Gather every line below where "underlying" appears.

** START **

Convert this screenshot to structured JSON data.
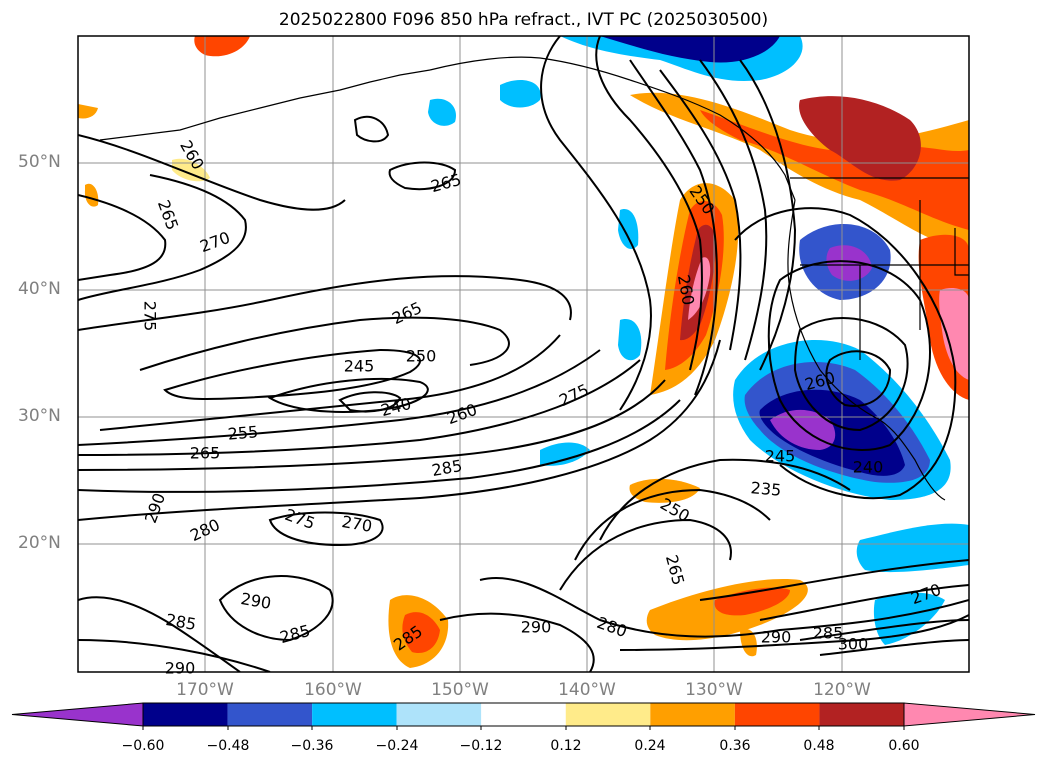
{
  "title": "2025022800 F096 850 hPa refract., IVT PC (2025030500)",
  "axes": {
    "lat_labels": [
      "50°N",
      "40°N",
      "30°N",
      "20°N"
    ],
    "lon_labels": [
      "170°W",
      "160°W",
      "150°W",
      "140°W",
      "130°W",
      "120°W"
    ]
  },
  "colorbar": {
    "ticks": [
      "−0.60",
      "−0.48",
      "−0.36",
      "−0.24",
      "−0.12",
      "0.12",
      "0.24",
      "0.36",
      "0.48",
      "0.60"
    ],
    "colors": [
      "#9933cc",
      "#00008b",
      "#3355cc",
      "#00bfff",
      "#aee3fa",
      "#ffffff",
      "#ffeb8a",
      "#ff9f00",
      "#ff4500",
      "#b22222",
      "#ff88b0"
    ],
    "extend": "both"
  },
  "contour_labels": [
    "260",
    "265",
    "270",
    "275",
    "265",
    "265",
    "250",
    "260",
    "245",
    "250",
    "240",
    "255",
    "265",
    "260",
    "275",
    "285",
    "290",
    "280",
    "275",
    "270",
    "290",
    "285",
    "285",
    "285",
    "290",
    "280",
    "265",
    "250",
    "235",
    "245",
    "240",
    "260",
    "290",
    "285",
    "300",
    "270",
    "290"
  ],
  "colors": {
    "frame": "#000000",
    "grid": "#909090",
    "axis_text": "#808080"
  }
}
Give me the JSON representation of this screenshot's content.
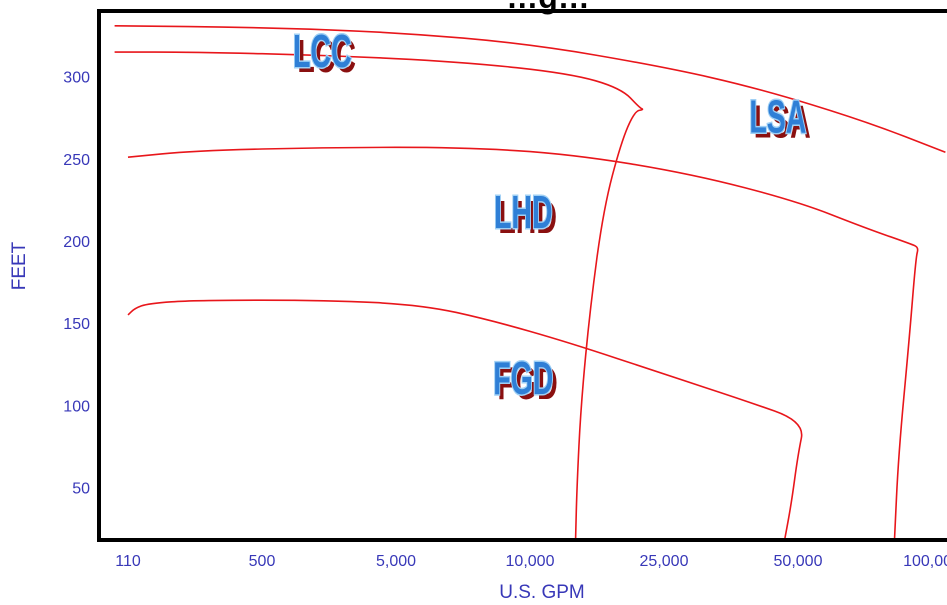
{
  "chart_data": {
    "type": "line",
    "title": "…g…",
    "xlabel": "U.S. GPM",
    "ylabel": "FEET",
    "x_ticks": [
      "110",
      "500",
      "5,000",
      "10,000",
      "25,000",
      "50,000",
      "100,000"
    ],
    "y_ticks": [
      50,
      100,
      150,
      200,
      250,
      300
    ],
    "ylim": [
      18,
      340
    ],
    "x_scale": "categorical-log",
    "grid": false,
    "colors": {
      "curve": "#e8161b",
      "axis_text": "#3838b8",
      "frame": "#000000",
      "label_fill": "#2f7fd6",
      "label_outline": "#9fd0f5",
      "label_shadow": "#8a1010"
    },
    "regions": [
      {
        "name": "LCC",
        "x": 1.45,
        "y": 306
      },
      {
        "name": "LSA",
        "x": 4.85,
        "y": 266
      },
      {
        "name": "LHD",
        "x": 2.95,
        "y": 208
      },
      {
        "name": "FGD",
        "x": 2.95,
        "y": 107
      }
    ],
    "series": [
      {
        "points": [
          [
            -0.1,
            331
          ],
          [
            1.0,
            330
          ],
          [
            2.0,
            327
          ],
          [
            3.0,
            320
          ],
          [
            4.0,
            306
          ],
          [
            4.7,
            293
          ],
          [
            5.5,
            273
          ],
          [
            6.1,
            254
          ]
        ]
      },
      {
        "points": [
          [
            -0.1,
            315
          ],
          [
            0.5,
            315
          ],
          [
            1.5,
            313
          ],
          [
            2.5,
            309
          ],
          [
            3.3,
            302
          ],
          [
            3.68,
            293
          ],
          [
            3.82,
            281
          ],
          [
            3.85,
            280
          ],
          [
            3.78,
            279
          ],
          [
            3.68,
            260
          ],
          [
            3.55,
            220
          ],
          [
            3.45,
            160
          ],
          [
            3.38,
            100
          ],
          [
            3.35,
            50
          ],
          [
            3.34,
            18
          ]
        ]
      },
      {
        "points": [
          [
            0.0,
            251
          ],
          [
            0.5,
            255
          ],
          [
            1.5,
            257
          ],
          [
            2.5,
            257
          ],
          [
            3.3,
            253
          ],
          [
            4.2,
            241
          ],
          [
            5.0,
            224
          ],
          [
            5.5,
            208
          ],
          [
            5.85,
            198
          ],
          [
            5.9,
            196
          ],
          [
            5.88,
            190
          ],
          [
            5.83,
            140
          ],
          [
            5.75,
            70
          ],
          [
            5.72,
            18
          ]
        ]
      },
      {
        "points": [
          [
            0.0,
            155
          ],
          [
            0.05,
            159
          ],
          [
            0.15,
            162
          ],
          [
            0.5,
            164
          ],
          [
            1.5,
            164
          ],
          [
            2.2,
            161
          ],
          [
            2.7,
            152
          ],
          [
            3.3,
            138
          ],
          [
            4.0,
            119
          ],
          [
            4.6,
            103
          ],
          [
            5.05,
            90
          ],
          [
            5.0,
            70
          ],
          [
            4.95,
            40
          ],
          [
            4.9,
            18
          ]
        ]
      }
    ]
  }
}
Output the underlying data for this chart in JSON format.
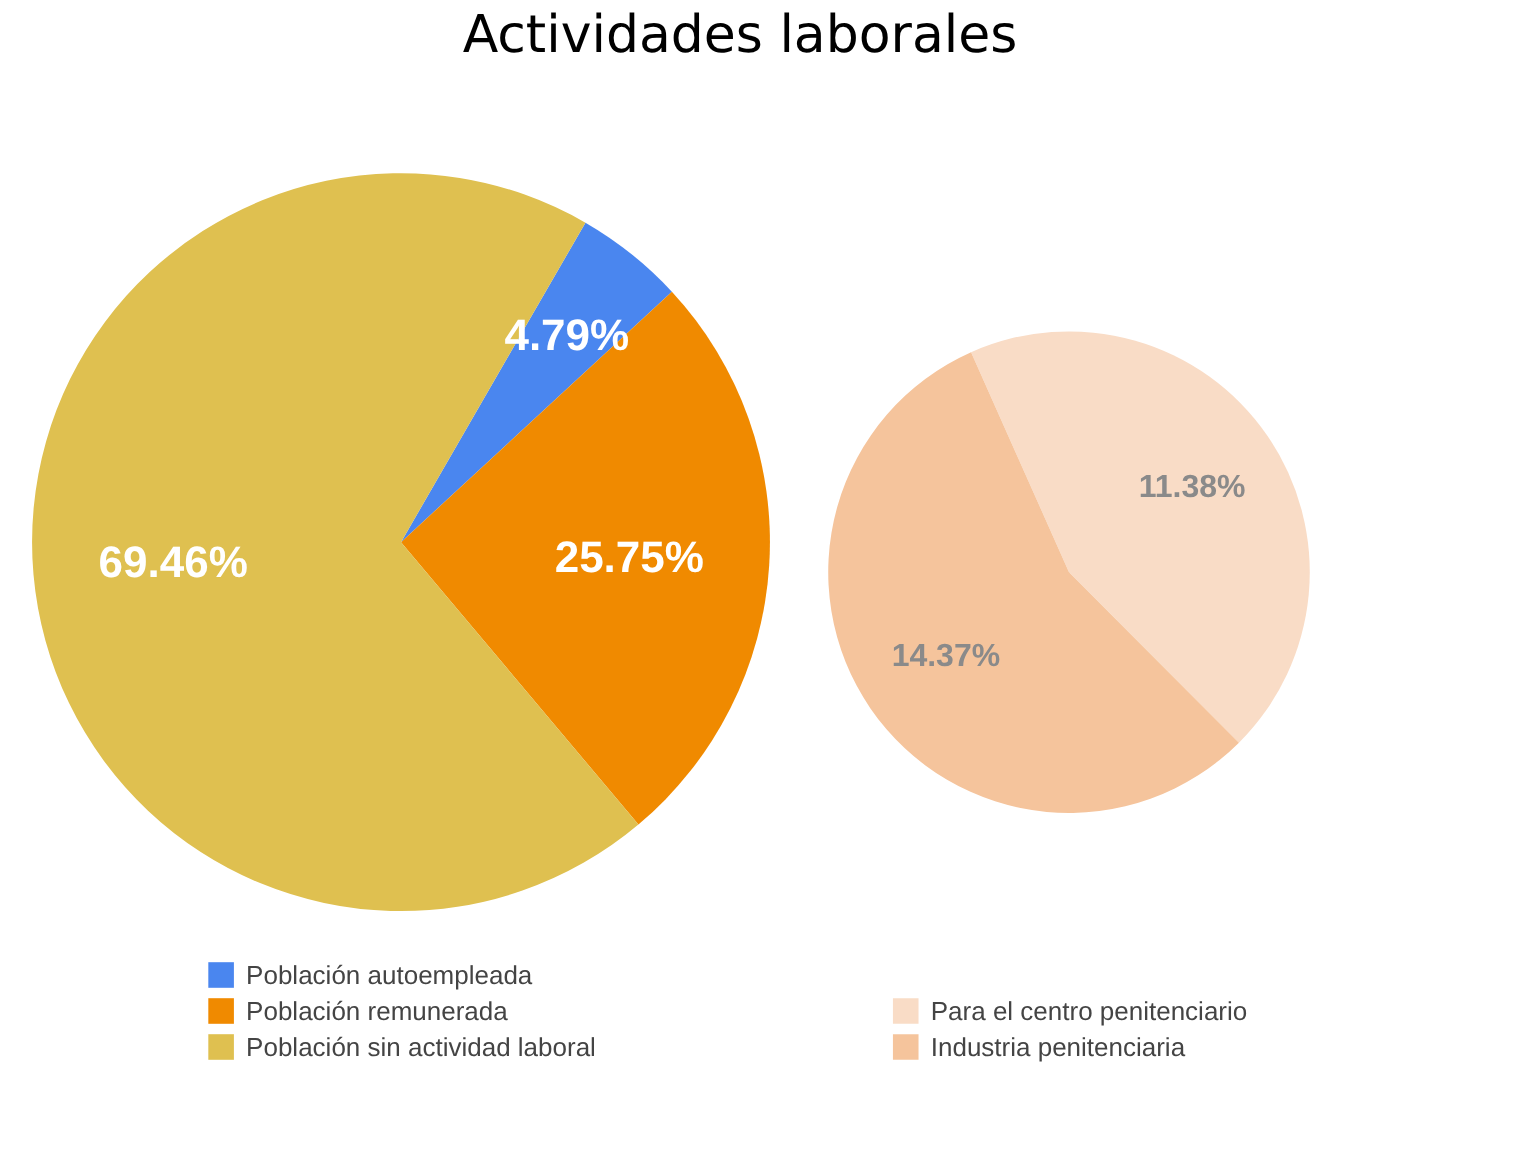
{
  "chart_data": [
    {
      "type": "pie",
      "title": "Actividades laborales",
      "categories": [
        "Población autoempleada",
        "Población remunerada",
        "Población sin actividad laboral"
      ],
      "values": [
        4.79,
        25.75,
        69.46
      ],
      "value_labels": [
        "4.79%",
        "25.75%",
        "69.46%"
      ],
      "colors": [
        "#4a86ef",
        "#f08a00",
        "#dfc050"
      ],
      "legend": "bottom"
    },
    {
      "type": "pie",
      "categories": [
        "Para el centro penitenciario",
        "Industria penitenciaria"
      ],
      "values": [
        11.38,
        14.37
      ],
      "value_labels": [
        "11.38%",
        "14.37%"
      ],
      "colors": [
        "#f9dcc6",
        "#f5c49c"
      ],
      "legend": "bottom"
    }
  ]
}
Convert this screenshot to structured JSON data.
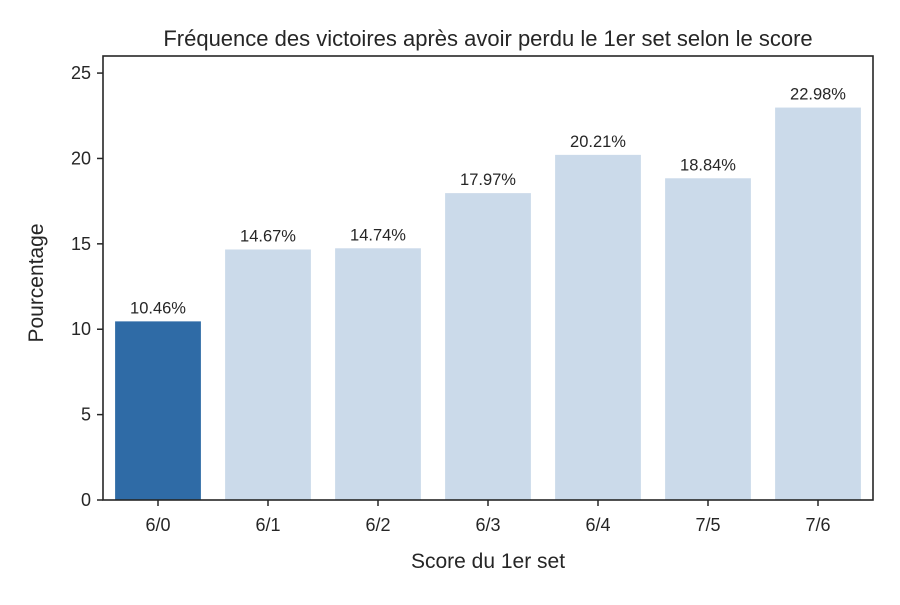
{
  "chart_data": {
    "type": "bar",
    "title": "Fréquence des victoires après avoir perdu le 1er set selon le score",
    "xlabel": "Score du 1er set",
    "ylabel": "Pourcentage",
    "categories": [
      "6/0",
      "6/1",
      "6/2",
      "6/3",
      "6/4",
      "7/5",
      "7/6"
    ],
    "values": [
      10.46,
      14.67,
      14.74,
      17.97,
      20.21,
      18.84,
      22.98
    ],
    "data_labels": [
      "10.46%",
      "14.67%",
      "14.74%",
      "17.97%",
      "20.21%",
      "18.84%",
      "22.98%"
    ],
    "ylim": [
      0,
      26
    ],
    "yticks": [
      0,
      5,
      10,
      15,
      20,
      25
    ],
    "grid": false,
    "highlight_index": 0,
    "colors": {
      "highlight": "#2f6ba6",
      "bar": "#cbdaea",
      "axis": "#262626",
      "text": "#262626"
    }
  }
}
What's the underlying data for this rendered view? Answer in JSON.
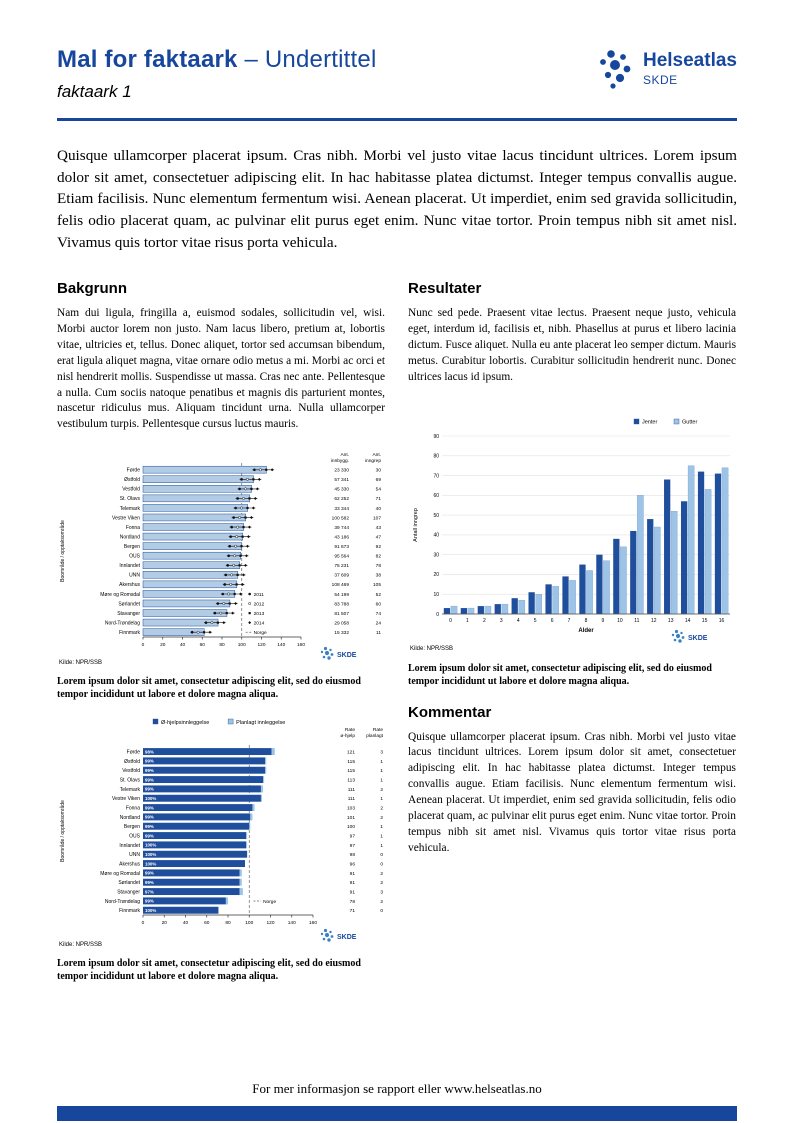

** END **

**Worked solution:**
Output the underlying data for this chart in JSON format.
What's the underlying data for this rendered view? Answer in JSON.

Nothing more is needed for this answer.